● Collection entries:

---

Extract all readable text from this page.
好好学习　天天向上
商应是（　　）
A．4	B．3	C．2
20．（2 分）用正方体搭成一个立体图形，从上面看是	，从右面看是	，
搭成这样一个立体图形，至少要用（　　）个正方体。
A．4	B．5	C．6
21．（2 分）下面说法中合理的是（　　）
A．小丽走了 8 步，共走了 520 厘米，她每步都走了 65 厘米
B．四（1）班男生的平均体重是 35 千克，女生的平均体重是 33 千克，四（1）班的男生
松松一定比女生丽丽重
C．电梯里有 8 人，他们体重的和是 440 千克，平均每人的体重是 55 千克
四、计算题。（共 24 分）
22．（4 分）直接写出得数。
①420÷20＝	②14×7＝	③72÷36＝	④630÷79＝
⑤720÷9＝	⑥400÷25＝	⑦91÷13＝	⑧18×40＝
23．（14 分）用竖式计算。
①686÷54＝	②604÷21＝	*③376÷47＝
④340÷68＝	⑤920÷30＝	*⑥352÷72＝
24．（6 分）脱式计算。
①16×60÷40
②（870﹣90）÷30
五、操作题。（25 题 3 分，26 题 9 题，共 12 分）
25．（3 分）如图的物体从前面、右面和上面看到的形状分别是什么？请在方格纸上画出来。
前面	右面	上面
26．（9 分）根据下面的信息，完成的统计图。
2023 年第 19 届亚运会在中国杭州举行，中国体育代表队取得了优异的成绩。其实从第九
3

---

● Directions for this task: Write out all the entries exactly.

● Exercise result:
Extract all readable text from this page.
好好学习　天天向上
商应是（　　）
A．4	B．3	C．2
20．（2 分）用正方体搭成一个立体图形，从上面看是	，从右面看是	，
搭成这样一个立体图形，至少要用（　　）个正方体。
A．4	B．5	C．6
21．（2 分）下面说法中合理的是（　　）
A．小丽走了 8 步，共走了 520 厘米，她每步都走了 65 厘米
B．四（1）班男生的平均体重是 35 千克，女生的平均体重是 33 千克，四（1）班的男生
松松一定比女生丽丽重
C．电梯里有 8 人，他们体重的和是 440 千克，平均每人的体重是 55 千克
四、计算题。（共 24 分）
22．（4 分）直接写出得数。
①420÷20＝	②14×7＝	③72÷36＝	④630÷79＝
⑤720÷9＝	⑥400÷25＝	⑦91÷13＝	⑧18×40＝
23．（14 分）用竖式计算。
①686÷54＝	②604÷21＝	*③376÷47＝
④340÷68＝	⑤920÷30＝	*⑥352÷72＝
24．（6 分）脱式计算。
①16×60÷40
②（870﹣90）÷30
五、操作题。（25 题 3 分，26 题 9 题，共 12 分）
25．（3 分）如图的物体从前面、右面和上面看到的形状分别是什么？请在方格纸上画出来。
前面	右面	上面
26．（9 分）根据下面的信息，完成的统计图。
2023 年第 19 届亚运会在中国杭州举行，中国体育代表队取得了优异的成绩。其实从第九
3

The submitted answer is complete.